+++ Exercise inputs

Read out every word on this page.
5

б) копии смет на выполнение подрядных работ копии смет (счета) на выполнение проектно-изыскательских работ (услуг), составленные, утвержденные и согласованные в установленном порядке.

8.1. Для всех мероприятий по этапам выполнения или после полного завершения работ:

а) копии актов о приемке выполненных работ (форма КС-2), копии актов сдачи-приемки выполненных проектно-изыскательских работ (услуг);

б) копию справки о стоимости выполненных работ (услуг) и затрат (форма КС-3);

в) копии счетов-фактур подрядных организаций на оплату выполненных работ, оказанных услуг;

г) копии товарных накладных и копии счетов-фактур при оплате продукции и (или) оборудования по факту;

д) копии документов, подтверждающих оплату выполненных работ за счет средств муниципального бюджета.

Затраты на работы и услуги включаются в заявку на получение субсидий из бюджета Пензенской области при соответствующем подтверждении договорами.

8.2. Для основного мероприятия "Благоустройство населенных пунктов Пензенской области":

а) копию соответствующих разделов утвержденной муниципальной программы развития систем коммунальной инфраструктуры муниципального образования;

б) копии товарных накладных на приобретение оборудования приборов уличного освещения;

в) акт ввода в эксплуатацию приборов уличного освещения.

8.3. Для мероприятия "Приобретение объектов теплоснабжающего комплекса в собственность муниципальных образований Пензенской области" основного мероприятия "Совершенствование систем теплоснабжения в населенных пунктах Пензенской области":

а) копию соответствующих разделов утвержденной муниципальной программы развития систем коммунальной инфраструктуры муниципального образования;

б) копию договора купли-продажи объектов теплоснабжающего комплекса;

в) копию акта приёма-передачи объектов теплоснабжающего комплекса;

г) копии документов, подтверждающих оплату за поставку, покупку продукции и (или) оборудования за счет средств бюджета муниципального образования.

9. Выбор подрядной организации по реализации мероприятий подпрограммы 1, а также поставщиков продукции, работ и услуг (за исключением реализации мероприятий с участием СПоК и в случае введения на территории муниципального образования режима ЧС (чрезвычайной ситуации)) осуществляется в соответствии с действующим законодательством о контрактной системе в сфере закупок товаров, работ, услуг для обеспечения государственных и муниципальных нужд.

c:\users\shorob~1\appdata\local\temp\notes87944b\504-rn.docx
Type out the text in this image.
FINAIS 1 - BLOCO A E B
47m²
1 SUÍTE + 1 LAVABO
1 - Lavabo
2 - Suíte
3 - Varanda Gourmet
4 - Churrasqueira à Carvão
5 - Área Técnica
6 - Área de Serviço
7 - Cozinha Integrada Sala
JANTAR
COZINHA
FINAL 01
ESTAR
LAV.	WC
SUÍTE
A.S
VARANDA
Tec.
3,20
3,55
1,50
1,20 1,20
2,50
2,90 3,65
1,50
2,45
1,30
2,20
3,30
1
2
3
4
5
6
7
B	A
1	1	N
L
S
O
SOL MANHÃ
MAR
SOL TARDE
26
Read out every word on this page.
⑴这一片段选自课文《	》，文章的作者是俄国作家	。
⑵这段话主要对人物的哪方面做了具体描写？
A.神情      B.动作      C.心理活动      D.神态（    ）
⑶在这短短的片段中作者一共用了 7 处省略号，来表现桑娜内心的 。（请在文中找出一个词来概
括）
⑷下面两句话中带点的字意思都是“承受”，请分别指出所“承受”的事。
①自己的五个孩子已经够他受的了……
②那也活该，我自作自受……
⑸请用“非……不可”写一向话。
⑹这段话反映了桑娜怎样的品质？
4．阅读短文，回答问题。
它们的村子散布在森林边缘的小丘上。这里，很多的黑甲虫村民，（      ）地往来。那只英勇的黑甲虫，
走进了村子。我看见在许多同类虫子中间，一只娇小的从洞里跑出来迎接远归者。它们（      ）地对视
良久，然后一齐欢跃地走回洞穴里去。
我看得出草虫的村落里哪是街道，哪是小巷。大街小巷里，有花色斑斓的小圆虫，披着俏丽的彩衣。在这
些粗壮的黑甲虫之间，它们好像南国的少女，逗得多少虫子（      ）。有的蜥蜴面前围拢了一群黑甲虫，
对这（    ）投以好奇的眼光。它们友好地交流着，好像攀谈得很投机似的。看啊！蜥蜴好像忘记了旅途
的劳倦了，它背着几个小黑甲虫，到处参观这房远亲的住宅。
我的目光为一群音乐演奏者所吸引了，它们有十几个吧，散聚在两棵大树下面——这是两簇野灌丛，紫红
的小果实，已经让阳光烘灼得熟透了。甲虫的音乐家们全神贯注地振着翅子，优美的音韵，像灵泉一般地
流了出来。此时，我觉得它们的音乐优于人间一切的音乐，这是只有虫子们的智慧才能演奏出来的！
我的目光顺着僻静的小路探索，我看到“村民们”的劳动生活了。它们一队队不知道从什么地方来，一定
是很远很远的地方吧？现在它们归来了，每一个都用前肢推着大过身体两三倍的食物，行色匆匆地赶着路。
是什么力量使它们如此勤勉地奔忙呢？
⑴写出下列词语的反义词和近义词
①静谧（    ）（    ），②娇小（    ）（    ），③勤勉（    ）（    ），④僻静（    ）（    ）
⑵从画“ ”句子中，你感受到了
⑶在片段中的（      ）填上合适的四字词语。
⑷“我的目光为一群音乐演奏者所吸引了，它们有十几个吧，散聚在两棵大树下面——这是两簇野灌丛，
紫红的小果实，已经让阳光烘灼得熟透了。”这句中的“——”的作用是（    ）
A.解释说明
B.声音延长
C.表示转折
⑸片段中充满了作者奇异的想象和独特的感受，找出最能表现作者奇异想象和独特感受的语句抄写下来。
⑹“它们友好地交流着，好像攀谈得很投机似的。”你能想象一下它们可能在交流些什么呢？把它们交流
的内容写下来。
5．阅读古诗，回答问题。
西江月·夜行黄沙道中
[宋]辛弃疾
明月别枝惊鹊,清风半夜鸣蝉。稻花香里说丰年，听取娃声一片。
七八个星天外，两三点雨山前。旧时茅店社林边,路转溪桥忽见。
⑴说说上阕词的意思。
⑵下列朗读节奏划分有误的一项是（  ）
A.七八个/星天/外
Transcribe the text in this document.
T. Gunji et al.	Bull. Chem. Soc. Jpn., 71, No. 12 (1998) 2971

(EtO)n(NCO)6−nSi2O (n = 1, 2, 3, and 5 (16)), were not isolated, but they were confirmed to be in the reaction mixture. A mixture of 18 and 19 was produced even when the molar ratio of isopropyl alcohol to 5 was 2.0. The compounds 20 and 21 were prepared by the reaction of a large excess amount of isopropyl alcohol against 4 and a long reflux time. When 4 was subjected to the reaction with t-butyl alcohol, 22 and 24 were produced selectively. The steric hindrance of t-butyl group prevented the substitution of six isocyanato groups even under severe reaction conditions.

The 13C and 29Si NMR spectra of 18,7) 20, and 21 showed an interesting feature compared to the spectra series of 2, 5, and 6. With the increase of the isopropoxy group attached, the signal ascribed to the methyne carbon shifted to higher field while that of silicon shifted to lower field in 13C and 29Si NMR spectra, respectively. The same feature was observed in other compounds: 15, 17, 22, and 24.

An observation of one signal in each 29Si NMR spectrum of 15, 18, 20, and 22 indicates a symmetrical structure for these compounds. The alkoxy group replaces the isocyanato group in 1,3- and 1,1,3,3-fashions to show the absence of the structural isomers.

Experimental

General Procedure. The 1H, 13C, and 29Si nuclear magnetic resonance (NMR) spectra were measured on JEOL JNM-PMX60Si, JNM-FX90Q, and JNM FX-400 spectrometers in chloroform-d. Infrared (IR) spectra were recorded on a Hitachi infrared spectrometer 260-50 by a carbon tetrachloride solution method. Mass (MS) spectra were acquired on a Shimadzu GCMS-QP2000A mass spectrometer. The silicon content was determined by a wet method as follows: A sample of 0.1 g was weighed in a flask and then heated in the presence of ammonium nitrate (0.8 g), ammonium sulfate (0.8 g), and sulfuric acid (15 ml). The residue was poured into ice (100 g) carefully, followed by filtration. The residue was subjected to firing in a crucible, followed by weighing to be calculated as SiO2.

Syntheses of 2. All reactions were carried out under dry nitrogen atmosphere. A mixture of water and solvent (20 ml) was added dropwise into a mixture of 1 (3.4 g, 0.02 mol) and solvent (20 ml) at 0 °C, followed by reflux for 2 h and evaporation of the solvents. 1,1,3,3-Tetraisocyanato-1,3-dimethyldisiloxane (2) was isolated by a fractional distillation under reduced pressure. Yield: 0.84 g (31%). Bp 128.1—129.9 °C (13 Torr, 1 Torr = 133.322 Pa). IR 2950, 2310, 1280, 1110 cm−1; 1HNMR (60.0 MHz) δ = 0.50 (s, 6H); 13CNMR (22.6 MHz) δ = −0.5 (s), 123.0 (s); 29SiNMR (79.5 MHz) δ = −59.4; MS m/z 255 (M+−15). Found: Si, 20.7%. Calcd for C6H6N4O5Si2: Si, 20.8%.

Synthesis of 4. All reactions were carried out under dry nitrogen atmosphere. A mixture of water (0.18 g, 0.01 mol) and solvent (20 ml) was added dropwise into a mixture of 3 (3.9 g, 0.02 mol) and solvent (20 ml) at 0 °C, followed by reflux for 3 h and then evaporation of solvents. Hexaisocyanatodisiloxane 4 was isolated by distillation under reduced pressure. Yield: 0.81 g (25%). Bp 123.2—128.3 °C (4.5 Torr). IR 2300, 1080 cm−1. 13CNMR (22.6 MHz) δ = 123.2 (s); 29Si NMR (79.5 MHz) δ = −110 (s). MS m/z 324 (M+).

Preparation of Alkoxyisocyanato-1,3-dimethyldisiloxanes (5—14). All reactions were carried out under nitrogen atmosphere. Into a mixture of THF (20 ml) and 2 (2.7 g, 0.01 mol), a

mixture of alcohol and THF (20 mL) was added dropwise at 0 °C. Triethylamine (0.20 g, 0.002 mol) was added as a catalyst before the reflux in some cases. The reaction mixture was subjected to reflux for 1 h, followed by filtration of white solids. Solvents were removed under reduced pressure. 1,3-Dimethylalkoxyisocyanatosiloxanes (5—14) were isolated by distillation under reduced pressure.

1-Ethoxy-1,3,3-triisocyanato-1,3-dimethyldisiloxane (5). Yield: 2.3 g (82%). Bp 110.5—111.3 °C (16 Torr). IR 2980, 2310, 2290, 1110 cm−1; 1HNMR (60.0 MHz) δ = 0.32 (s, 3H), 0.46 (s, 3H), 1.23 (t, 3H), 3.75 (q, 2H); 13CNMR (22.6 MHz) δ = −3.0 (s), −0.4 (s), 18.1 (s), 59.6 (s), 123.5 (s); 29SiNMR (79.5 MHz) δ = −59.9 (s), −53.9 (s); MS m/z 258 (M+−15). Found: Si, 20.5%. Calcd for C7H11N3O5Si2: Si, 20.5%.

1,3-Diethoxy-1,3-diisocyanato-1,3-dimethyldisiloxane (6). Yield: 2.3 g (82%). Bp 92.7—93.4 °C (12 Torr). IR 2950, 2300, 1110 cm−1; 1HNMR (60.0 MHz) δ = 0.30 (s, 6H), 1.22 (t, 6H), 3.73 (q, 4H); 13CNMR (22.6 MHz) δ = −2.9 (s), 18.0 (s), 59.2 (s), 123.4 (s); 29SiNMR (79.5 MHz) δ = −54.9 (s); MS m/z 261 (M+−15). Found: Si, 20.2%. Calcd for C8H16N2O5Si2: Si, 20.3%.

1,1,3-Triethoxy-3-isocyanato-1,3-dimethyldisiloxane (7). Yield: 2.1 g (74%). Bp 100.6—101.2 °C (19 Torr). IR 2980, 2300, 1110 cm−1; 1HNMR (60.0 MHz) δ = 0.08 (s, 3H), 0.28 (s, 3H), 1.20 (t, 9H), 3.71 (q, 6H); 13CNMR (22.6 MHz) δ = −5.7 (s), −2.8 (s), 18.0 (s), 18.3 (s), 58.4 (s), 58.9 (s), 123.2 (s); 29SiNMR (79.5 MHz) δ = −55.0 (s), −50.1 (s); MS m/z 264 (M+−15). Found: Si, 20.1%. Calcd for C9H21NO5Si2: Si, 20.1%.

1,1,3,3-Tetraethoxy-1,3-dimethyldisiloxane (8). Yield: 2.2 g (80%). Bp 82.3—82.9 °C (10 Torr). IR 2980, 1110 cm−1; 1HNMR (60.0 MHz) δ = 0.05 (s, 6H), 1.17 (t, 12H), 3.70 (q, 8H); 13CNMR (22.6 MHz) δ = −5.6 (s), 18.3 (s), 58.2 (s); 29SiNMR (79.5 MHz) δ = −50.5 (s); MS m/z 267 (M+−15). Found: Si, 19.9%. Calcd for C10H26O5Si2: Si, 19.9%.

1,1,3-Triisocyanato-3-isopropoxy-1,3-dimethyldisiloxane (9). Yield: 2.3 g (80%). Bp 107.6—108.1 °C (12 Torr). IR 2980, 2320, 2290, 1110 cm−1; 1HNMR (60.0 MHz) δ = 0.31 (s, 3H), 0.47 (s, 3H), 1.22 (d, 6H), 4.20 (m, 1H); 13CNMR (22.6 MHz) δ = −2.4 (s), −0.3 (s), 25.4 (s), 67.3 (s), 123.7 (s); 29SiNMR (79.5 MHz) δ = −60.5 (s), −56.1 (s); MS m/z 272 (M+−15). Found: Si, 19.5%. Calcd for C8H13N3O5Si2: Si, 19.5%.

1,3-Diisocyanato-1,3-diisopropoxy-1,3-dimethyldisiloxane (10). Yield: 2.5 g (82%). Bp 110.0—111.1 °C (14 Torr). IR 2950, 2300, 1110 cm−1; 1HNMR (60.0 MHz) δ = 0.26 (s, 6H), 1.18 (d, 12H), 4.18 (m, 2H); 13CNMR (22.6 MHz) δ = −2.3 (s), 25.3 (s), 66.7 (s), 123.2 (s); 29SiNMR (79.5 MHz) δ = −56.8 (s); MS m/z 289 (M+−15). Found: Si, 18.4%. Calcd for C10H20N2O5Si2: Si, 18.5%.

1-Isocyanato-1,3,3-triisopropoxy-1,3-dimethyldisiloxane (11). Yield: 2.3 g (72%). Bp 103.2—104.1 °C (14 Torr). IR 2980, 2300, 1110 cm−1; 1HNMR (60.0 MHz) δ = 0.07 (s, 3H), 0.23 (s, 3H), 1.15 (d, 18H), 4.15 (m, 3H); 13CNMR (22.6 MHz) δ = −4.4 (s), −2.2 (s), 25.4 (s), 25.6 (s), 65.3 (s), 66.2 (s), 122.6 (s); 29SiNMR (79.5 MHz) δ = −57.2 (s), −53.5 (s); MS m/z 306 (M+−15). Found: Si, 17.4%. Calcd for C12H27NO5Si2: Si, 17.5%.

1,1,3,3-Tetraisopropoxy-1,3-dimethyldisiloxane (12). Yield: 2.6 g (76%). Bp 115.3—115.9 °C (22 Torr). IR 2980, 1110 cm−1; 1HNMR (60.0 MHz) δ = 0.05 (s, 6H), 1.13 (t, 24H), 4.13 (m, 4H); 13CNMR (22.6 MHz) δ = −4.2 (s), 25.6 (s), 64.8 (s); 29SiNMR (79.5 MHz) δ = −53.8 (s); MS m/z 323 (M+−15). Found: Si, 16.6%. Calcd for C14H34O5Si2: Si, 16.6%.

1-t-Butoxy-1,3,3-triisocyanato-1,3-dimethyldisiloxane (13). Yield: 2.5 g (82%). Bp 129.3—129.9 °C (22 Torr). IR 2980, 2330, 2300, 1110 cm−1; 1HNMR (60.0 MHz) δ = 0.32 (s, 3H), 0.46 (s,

++++++

• **Brief**: Which lines above contain "накладных"? Show each of them.

• **Exercise solution**:
г) копии товарных накладных и копии счетов-фактур при оплате продукции и (или) оборудования по факту;
б) копии товарных накладных на приобретение оборудования приборов уличного освещения;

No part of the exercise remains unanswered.